To do: Reproduce all entries verbatim, with nothing added or dropped.

START Data lines

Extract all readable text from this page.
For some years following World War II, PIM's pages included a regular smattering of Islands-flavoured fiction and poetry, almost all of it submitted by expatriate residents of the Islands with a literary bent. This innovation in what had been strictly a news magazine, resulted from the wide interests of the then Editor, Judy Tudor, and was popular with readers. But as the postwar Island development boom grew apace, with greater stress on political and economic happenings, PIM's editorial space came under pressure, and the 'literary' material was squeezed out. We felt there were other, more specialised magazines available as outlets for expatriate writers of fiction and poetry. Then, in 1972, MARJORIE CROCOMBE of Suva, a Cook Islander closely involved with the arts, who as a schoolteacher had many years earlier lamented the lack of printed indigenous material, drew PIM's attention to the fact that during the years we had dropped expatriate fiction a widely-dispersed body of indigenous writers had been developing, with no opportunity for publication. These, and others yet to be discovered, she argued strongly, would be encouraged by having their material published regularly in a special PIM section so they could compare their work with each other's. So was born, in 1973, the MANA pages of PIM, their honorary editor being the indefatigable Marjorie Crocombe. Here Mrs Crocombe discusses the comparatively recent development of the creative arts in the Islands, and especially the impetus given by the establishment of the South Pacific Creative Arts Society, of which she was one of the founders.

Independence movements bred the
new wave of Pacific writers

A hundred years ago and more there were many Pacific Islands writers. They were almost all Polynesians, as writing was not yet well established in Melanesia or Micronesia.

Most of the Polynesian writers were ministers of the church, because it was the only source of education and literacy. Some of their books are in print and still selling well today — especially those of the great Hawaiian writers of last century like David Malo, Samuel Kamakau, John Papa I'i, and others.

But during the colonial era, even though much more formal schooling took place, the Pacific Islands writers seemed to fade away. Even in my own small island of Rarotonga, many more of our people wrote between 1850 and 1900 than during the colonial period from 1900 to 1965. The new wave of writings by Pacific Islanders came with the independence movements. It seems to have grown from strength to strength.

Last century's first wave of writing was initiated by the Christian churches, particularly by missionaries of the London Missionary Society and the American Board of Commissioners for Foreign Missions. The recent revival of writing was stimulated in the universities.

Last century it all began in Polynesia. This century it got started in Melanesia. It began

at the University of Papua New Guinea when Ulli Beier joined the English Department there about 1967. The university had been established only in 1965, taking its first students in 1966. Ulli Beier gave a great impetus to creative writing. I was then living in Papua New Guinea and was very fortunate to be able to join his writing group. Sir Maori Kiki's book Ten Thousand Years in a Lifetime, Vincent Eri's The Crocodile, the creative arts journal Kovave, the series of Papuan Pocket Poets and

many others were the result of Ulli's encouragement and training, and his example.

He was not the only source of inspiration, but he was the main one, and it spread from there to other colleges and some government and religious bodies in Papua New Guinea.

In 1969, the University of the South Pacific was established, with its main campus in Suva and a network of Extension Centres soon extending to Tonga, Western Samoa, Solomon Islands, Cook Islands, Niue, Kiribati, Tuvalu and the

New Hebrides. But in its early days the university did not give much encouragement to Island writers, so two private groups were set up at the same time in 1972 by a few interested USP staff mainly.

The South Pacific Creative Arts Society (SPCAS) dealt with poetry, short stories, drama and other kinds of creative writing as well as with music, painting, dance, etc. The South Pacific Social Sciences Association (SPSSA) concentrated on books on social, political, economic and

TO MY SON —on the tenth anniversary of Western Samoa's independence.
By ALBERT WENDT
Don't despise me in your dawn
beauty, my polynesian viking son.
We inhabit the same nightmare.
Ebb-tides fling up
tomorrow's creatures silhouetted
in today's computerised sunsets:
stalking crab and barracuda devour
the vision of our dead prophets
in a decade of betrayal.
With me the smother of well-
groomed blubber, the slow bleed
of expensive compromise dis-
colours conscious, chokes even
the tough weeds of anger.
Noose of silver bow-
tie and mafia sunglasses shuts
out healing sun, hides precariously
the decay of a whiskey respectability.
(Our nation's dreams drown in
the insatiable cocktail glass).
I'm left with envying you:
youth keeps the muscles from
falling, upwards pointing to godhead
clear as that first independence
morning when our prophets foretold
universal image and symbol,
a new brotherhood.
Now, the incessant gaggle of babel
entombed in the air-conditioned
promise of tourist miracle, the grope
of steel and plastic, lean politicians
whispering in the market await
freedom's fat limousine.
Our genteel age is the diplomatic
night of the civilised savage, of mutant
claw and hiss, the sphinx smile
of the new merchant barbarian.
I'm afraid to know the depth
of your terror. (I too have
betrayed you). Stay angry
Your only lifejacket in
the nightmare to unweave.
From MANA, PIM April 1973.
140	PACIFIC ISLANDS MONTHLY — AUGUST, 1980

END Data lines

Expected answer:
Extract all readable text from this page.
For some years following World War II, PIM's pages included a regular smattering of Islands-flavoured fiction and poetry, almost all of it submitted by expatriate residents of the Islands with a literary bent. This innovation in what had been strictly a news magazine, resulted from the wide interests of the then Editor, Judy Tudor, and was popular with readers. But as the postwar Island development boom grew apace, with greater stress on political and economic happenings, PIM's editorial space came under pressure, and the 'literary' material was squeezed out. We felt there were other, more specialised magazines available as outlets for expatriate writers of fiction and poetry. Then, in 1972, MARJORIE CROCOMBE of Suva, a Cook Islander closely involved with the arts, who as a schoolteacher had many years earlier lamented the lack of printed indigenous material, drew PIM's attention to the fact that during the years we had dropped expatriate fiction a widely-dispersed body of indigenous writers had been developing, with no opportunity for publication. These, and others yet to be discovered, she argued strongly, would be encouraged by having their material published regularly in a special PIM section so they could compare their work with each other's. So was born, in 1973, the MANA pages of PIM, their honorary editor being the indefatigable Marjorie Crocombe. Here Mrs Crocombe discusses the comparatively recent development of the creative arts in the Islands, and especially the impetus given by the establishment of the South Pacific Creative Arts Society, of which she was one of the founders.

Independence movements bred the
new wave of Pacific writers

A hundred years ago and more there were many Pacific Islands writers. They were almost all Polynesians, as writing was not yet well established in Melanesia or Micronesia.

Most of the Polynesian writers were ministers of the church, because it was the only source of education and literacy. Some of their books are in print and still selling well today — especially those of the great Hawaiian writers of last century like David Malo, Samuel Kamakau, John Papa I'i, and others.

But during the colonial era, even though much more formal schooling took place, the Pacific Islands writers seemed to fade away. Even in my own small island of Rarotonga, many more of our people wrote between 1850 and 1900 than during the colonial period from 1900 to 1965. The new wave of writings by Pacific Islanders came with the independence movements. It seems to have grown from strength to strength.

Last century's first wave of writing was initiated by the Christian churches, particularly by missionaries of the London Missionary Society and the American Board of Commissioners for Foreign Missions. The recent revival of writing was stimulated in the universities.

Last century it all began in Polynesia. This century it got started in Melanesia. It began

at the University of Papua New Guinea when Ulli Beier joined the English Department there about 1967. The university had been established only in 1965, taking its first students in 1966. Ulli Beier gave a great impetus to creative writing. I was then living in Papua New Guinea and was very fortunate to be able to join his writing group. Sir Maori Kiki's book Ten Thousand Years in a Lifetime, Vincent Eri's The Crocodile, the creative arts journal Kovave, the series of Papuan Pocket Poets and

many others were the result of Ulli's encouragement and training, and his example.

He was not the only source of inspiration, but he was the main one, and it spread from there to other colleges and some government and religious bodies in Papua New Guinea.

In 1969, the University of the South Pacific was established, with its main campus in Suva and a network of Extension Centres soon extending to Tonga, Western Samoa, Solomon Islands, Cook Islands, Niue, Kiribati, Tuvalu and the

New Hebrides. But in its early days the university did not give much encouragement to Island writers, so two private groups were set up at the same time in 1972 by a few interested USP staff mainly.

The South Pacific Creative Arts Society (SPCAS) dealt with poetry, short stories, drama and other kinds of creative writing as well as with music, painting, dance, etc. The South Pacific Social Sciences Association (SPSSA) concentrated on books on social, political, economic and

TO MY SON —on the tenth anniversary of Western Samoa's independence.
By ALBERT WENDT
Don't despise me in your dawn
beauty, my polynesian viking son.
We inhabit the same nightmare.
Ebb-tides fling up
tomorrow's creatures silhouetted
in today's computerised sunsets:
stalking crab and barracuda devour
the vision of our dead prophets
in a decade of betrayal.
With me the smother of well-
groomed blubber, the slow bleed
of expensive compromise dis-
colours conscious, chokes even
the tough weeds of anger.
Noose of silver bow-
tie and mafia sunglasses shuts
out healing sun, hides precariously
the decay of a whiskey respectability.
(Our nation's dreams drown in
the insatiable cocktail glass).
I'm left with envying you:
youth keeps the muscles from
falling, upwards pointing to godhead
clear as that first independence
morning when our prophets foretold
universal image and symbol,
a new brotherhood.
Now, the incessant gaggle of babel
entombed in the air-conditioned
promise of tourist miracle, the grope
of steel and plastic, lean politicians
whispering in the market await
freedom's fat limousine.
Our genteel age is the diplomatic
night of the civilised savage, of mutant
claw and hiss, the sphinx smile
of the new merchant barbarian.
I'm afraid to know the depth
of your terror. (I too have
betrayed you). Stay angry
Your only lifejacket in
the nightmare to unweave.
From MANA, PIM April 1973.
140	PACIFIC ISLANDS MONTHLY — AUGUST, 1980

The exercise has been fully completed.